* _WRITTEN INSTRUCTION_
Output nothing but the number of lines that include the word "JSON".

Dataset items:
-----

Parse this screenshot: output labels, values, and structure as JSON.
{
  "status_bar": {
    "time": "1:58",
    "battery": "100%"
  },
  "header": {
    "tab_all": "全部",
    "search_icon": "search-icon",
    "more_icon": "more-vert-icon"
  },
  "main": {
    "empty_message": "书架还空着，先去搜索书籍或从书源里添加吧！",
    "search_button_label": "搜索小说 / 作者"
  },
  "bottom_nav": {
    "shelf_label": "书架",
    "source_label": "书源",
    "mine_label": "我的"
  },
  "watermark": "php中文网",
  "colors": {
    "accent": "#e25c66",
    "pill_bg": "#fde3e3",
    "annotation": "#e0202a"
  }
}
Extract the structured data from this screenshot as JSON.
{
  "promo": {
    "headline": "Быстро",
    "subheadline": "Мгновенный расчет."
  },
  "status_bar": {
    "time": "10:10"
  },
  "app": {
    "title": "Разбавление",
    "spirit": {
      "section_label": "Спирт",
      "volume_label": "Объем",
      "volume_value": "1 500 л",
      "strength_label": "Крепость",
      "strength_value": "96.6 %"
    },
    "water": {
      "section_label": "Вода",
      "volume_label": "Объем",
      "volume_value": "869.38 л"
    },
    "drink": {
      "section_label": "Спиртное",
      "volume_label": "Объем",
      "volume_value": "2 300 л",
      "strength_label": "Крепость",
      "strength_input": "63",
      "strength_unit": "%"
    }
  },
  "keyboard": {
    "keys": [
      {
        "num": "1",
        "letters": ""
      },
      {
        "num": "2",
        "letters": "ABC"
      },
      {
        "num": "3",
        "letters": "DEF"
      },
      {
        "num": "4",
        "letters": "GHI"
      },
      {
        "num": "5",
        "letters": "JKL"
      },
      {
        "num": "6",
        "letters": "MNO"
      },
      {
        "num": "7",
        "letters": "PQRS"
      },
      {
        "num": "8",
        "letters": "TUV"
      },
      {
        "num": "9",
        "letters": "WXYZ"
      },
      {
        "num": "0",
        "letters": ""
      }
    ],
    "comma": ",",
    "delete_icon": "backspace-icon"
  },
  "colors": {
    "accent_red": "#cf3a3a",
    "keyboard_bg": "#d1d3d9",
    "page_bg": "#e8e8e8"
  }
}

-----

* _THE SOLUTION_
2